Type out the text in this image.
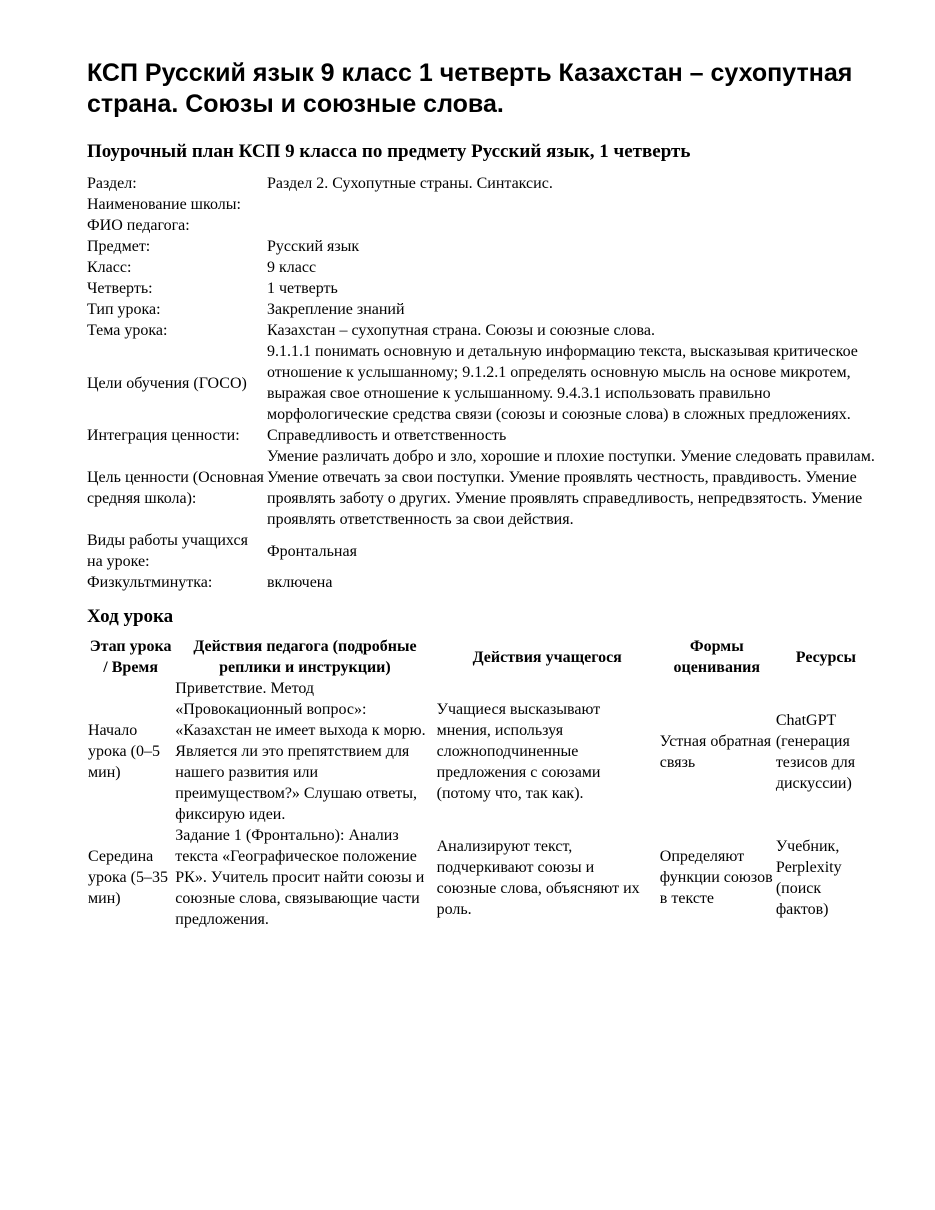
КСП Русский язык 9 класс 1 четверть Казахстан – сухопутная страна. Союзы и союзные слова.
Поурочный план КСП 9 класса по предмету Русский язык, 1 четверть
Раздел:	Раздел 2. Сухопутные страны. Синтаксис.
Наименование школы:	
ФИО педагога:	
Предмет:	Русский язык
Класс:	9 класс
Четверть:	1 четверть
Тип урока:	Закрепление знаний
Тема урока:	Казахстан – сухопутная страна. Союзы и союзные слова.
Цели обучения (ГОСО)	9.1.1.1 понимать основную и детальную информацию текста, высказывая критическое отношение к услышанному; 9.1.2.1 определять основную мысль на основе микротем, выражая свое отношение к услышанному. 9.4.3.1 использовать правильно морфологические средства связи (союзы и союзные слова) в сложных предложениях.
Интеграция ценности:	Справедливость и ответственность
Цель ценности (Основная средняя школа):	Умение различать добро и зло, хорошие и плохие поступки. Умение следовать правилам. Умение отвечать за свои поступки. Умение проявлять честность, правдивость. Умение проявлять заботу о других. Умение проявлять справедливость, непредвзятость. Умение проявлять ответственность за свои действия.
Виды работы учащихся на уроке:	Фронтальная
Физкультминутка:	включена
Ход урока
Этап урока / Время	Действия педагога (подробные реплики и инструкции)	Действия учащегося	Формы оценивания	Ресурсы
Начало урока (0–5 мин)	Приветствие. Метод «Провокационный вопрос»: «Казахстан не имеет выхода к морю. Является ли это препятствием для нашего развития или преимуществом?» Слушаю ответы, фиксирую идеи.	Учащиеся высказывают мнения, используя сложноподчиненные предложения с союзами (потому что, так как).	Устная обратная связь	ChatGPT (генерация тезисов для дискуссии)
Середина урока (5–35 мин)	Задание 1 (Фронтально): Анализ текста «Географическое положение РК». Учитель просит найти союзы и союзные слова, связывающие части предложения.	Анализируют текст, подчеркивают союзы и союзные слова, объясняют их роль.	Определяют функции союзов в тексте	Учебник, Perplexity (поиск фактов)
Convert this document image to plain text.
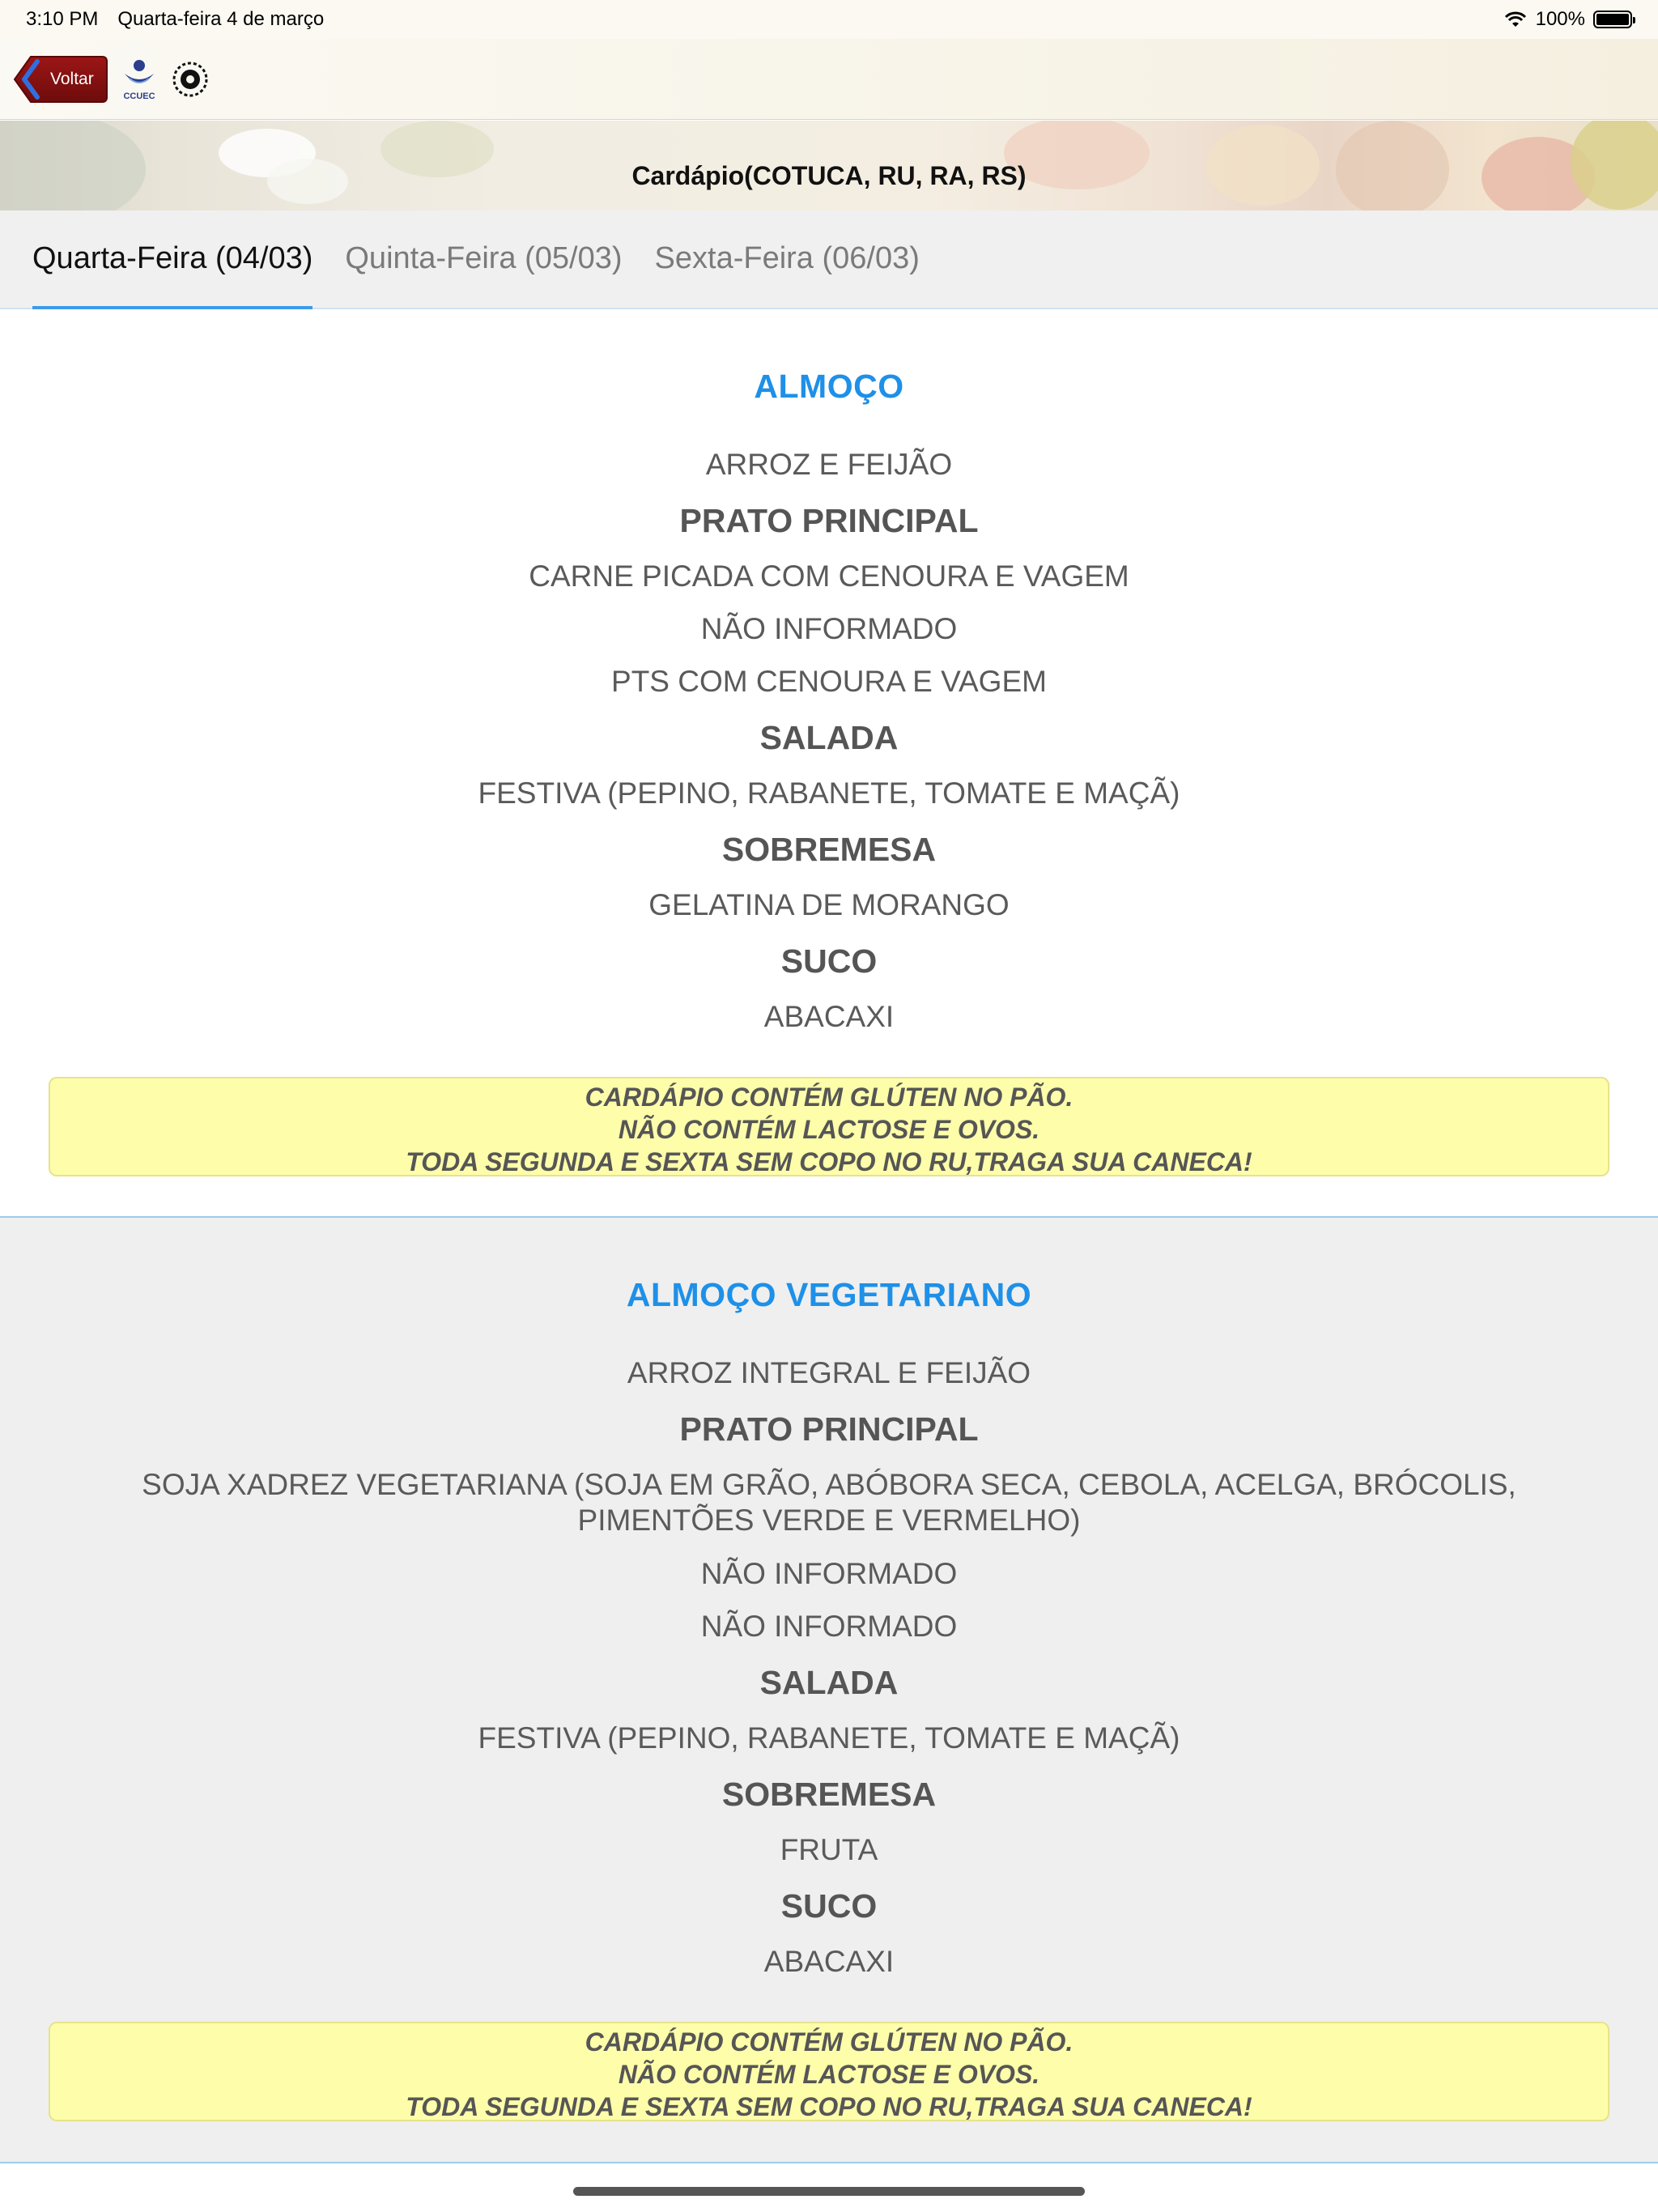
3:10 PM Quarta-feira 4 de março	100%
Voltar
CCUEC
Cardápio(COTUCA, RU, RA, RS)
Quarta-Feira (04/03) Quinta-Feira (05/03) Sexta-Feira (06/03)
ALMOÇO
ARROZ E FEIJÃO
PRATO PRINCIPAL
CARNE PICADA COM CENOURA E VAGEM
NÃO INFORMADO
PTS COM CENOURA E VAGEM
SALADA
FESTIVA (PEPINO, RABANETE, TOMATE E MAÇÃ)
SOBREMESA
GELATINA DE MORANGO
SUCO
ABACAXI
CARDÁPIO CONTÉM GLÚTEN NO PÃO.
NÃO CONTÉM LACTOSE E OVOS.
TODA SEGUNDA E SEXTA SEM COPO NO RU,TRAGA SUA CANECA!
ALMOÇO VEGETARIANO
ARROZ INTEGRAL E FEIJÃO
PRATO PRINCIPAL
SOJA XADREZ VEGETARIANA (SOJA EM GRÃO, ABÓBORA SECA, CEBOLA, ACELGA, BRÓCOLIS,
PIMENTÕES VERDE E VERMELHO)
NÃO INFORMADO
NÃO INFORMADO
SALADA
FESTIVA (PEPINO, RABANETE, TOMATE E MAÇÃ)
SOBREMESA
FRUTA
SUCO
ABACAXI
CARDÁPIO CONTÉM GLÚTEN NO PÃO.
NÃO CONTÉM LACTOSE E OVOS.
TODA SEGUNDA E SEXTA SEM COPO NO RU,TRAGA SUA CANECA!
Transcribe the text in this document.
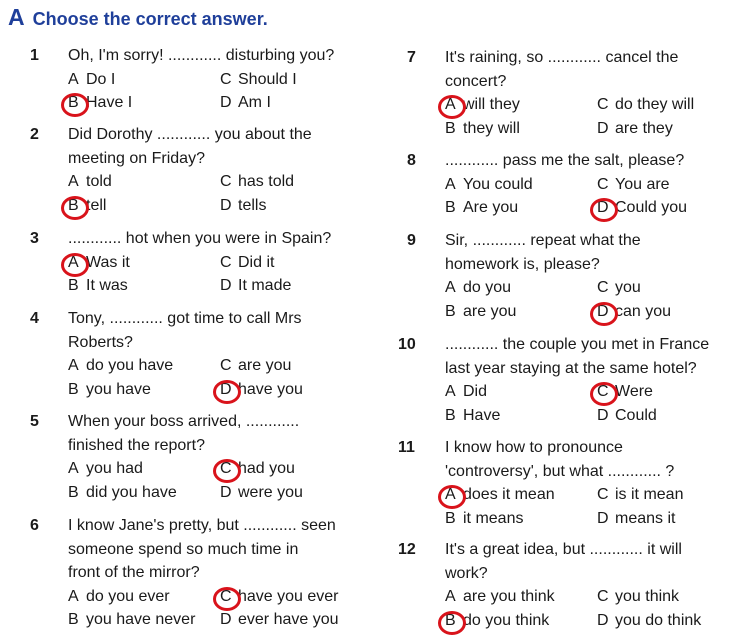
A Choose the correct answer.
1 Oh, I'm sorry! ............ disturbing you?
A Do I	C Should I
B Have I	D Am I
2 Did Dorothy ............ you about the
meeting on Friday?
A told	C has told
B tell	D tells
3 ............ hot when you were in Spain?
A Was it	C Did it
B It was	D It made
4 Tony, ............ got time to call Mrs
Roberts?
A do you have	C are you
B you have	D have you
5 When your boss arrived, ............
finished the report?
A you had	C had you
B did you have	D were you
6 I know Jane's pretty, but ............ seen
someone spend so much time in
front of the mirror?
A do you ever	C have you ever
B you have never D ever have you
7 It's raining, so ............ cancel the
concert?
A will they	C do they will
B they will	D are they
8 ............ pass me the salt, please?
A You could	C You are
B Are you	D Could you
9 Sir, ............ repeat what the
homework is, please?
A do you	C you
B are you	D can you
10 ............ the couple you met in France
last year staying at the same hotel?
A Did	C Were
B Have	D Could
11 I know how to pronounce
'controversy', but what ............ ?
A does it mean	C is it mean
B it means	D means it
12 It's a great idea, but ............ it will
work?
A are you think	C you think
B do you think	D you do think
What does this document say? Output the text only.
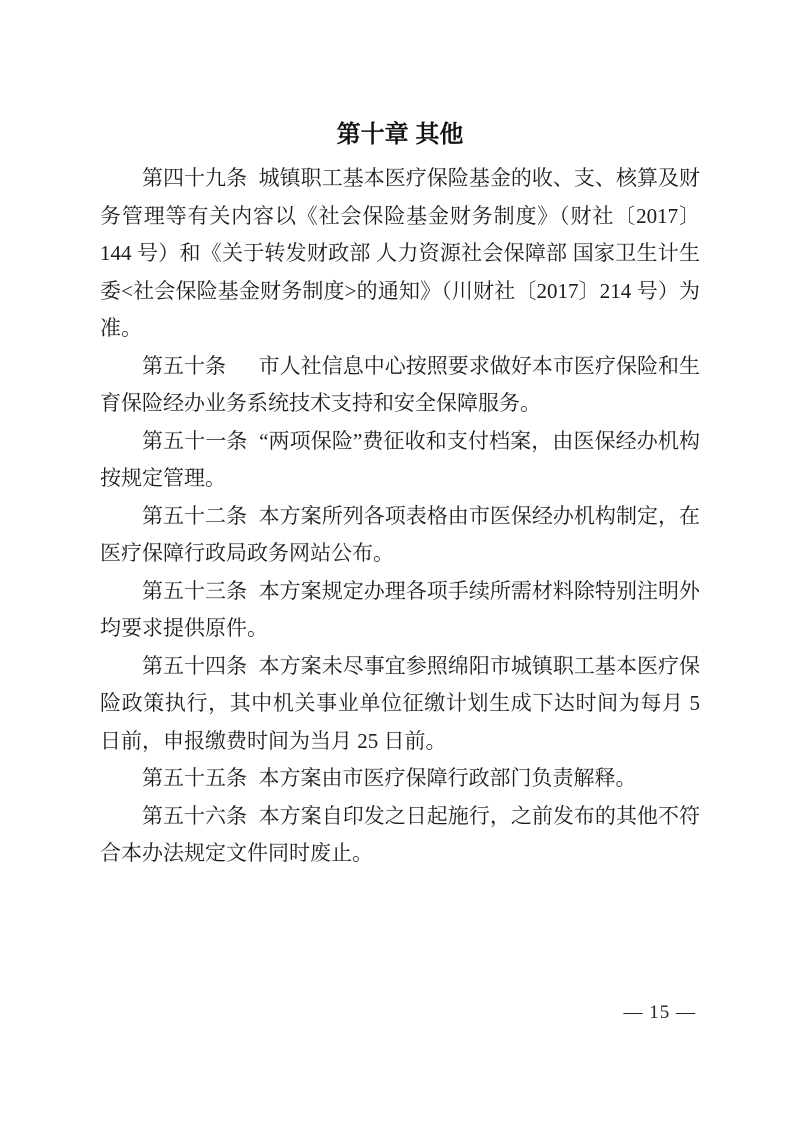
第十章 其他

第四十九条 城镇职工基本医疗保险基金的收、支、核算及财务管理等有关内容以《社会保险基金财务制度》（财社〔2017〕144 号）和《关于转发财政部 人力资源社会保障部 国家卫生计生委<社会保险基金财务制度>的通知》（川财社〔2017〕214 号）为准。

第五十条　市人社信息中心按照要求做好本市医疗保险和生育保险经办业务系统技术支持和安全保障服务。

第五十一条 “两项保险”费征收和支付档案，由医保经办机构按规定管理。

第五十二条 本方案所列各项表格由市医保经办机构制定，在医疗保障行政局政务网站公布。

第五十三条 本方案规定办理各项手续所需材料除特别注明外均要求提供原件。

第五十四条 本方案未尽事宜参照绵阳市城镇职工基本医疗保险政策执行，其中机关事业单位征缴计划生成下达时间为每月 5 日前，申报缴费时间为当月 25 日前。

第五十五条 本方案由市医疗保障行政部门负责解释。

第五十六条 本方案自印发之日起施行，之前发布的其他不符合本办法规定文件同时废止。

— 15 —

- **Short problem**: Pictures in the records should not appear in your copy, but everything else must be transcribed exactly.

- **The solution**:
Type out the text in this image.
КСП Русский язык 9 класс 1 четверть Казахстан – сухопутная страна. Союзы и союзные слова.
Поурочный план КСП 9 класса по предмету Русский язык, 1 четверть
Раздел:	Раздел 2. Сухопутные страны. Синтаксис.
Наименование школы:	
ФИО педагога:	
Предмет:	Русский язык
Класс:	9 класс
Четверть:	1 четверть
Тип урока:	Закрепление знаний
Тема урока:	Казахстан – сухопутная страна. Союзы и союзные слова.
Цели обучения (ГОСО)	9.1.1.1 понимать основную и детальную информацию текста, высказывая критическое отношение к услышанному; 9.1.2.1 определять основную мысль на основе микротем, выражая свое отношение к услышанному. 9.4.3.1 использовать правильно морфологические средства связи (союзы и союзные слова) в сложных предложениях.
Интеграция ценности:	Справедливость и ответственность
Цель ценности (Основная средняя школа):	Умение различать добро и зло, хорошие и плохие поступки. Умение следовать правилам. Умение отвечать за свои поступки. Умение проявлять честность, правдивость. Умение проявлять заботу о других. Умение проявлять справедливость, непредвзятость. Умение проявлять ответственность за свои действия.
Виды работы учащихся на уроке:	Фронтальная
Физкультминутка:	включена
Ход урока
Этап урока / Время	Действия педагога (подробные реплики и инструкции)	Действия учащегося	Формы оценивания	Ресурсы
Начало урока (0–5 мин)	Приветствие. Метод «Провокационный вопрос»: «Казахстан не имеет выхода к морю. Является ли это препятствием для нашего развития или преимуществом?» Слушаю ответы, фиксирую идеи.	Учащиеся высказывают мнения, используя сложноподчиненные предложения с союзами (потому что, так как).	Устная обратная связь	ChatGPT (генерация тезисов для дискуссии)
Середина урока (5–35 мин)	Задание 1 (Фронтально): Анализ текста «Географическое положение РК». Учитель просит найти союзы и союзные слова, связывающие части предложения.	Анализируют текст, подчеркивают союзы и союзные слова, объясняют их роль.	Определяют функции союзов в тексте	Учебник, Perplexity (поиск фактов)
Convert this document image to plain text.
3:10 PM Quarta-feira 4 de março	100%
Voltar
CCUEC
Cardápio(COTUCA, RU, RA, RS)
Quarta-Feira (04/03) Quinta-Feira (05/03) Sexta-Feira (06/03)
ALMOÇO
ARROZ E FEIJÃO
PRATO PRINCIPAL
CARNE PICADA COM CENOURA E VAGEM
NÃO INFORMADO
PTS COM CENOURA E VAGEM
SALADA
FESTIVA (PEPINO, RABANETE, TOMATE E MAÇÃ)
SOBREMESA
GELATINA DE MORANGO
SUCO
ABACAXI
CARDÁPIO CONTÉM GLÚTEN NO PÃO.
NÃO CONTÉM LACTOSE E OVOS.
TODA SEGUNDA E SEXTA SEM COPO NO RU,TRAGA SUA CANECA!
ALMOÇO VEGETARIANO
ARROZ INTEGRAL E FEIJÃO
PRATO PRINCIPAL
SOJA XADREZ VEGETARIANA (SOJA EM GRÃO, ABÓBORA SECA, CEBOLA, ACELGA, BRÓCOLIS,
PIMENTÕES VERDE E VERMELHO)
NÃO INFORMADO
NÃO INFORMADO
SALADA
FESTIVA (PEPINO, RABANETE, TOMATE E MAÇÃ)
SOBREMESA
FRUTA
SUCO
ABACAXI
CARDÁPIO CONTÉM GLÚTEN NO PÃO.
NÃO CONTÉM LACTOSE E OVOS.
TODA SEGUNDA E SEXTA SEM COPO NO RU,TRAGA SUA CANECA!
Transcribe the text in this document.
A Choose the correct answer.
1 Oh, I'm sorry! ............ disturbing you?
A Do I	C Should I
B Have I	D Am I
2 Did Dorothy ............ you about the
meeting on Friday?
A told	C has told
B tell	D tells
3 ............ hot when you were in Spain?
A Was it	C Did it
B It was	D It made
4 Tony, ............ got time to call Mrs
Roberts?
A do you have	C are you
B you have	D have you
5 When your boss arrived, ............
finished the report?
A you had	C had you
B did you have	D were you
6 I know Jane's pretty, but ............ seen
someone spend so much time in
front of the mirror?
A do you ever	C have you ever
B you have never D ever have you
7 It's raining, so ............ cancel the
concert?
A will they	C do they will
B they will	D are they
8 ............ pass me the salt, please?
A You could	C You are
B Are you	D Could you
9 Sir, ............ repeat what the
homework is, please?
A do you	C you
B are you	D can you
10 ............ the couple you met in France
last year staying at the same hotel?
A Did	C Were
B Have	D Could
11 I know how to pronounce
'controversy', but what ............ ?
A does it mean	C is it mean
B it means	D means it
12 It's a great idea, but ............ it will
work?
A are you think	C you think
B do you think	D you do think
What does this document say? Output the text only.
第十章 其他

第四十九条 城镇职工基本医疗保险基金的收、支、核算及财务管理等有关内容以《社会保险基金财务制度》（财社〔2017〕144 号）和《关于转发财政部 人力资源社会保障部 国家卫生计生委<社会保险基金财务制度>的通知》（川财社〔2017〕214 号）为准。

第五十条　市人社信息中心按照要求做好本市医疗保险和生育保险经办业务系统技术支持和安全保障服务。

第五十一条 “两项保险”费征收和支付档案，由医保经办机构按规定管理。

第五十二条 本方案所列各项表格由市医保经办机构制定，在医疗保障行政局政务网站公布。

第五十三条 本方案规定办理各项手续所需材料除特别注明外均要求提供原件。

第五十四条 本方案未尽事宜参照绵阳市城镇职工基本医疗保险政策执行，其中机关事业单位征缴计划生成下达时间为每月 5 日前，申报缴费时间为当月 25 日前。

第五十五条 本方案由市医疗保障行政部门负责解释。

第五十六条 本方案自印发之日起施行，之前发布的其他不符合本办法规定文件同时废止。

— 15 —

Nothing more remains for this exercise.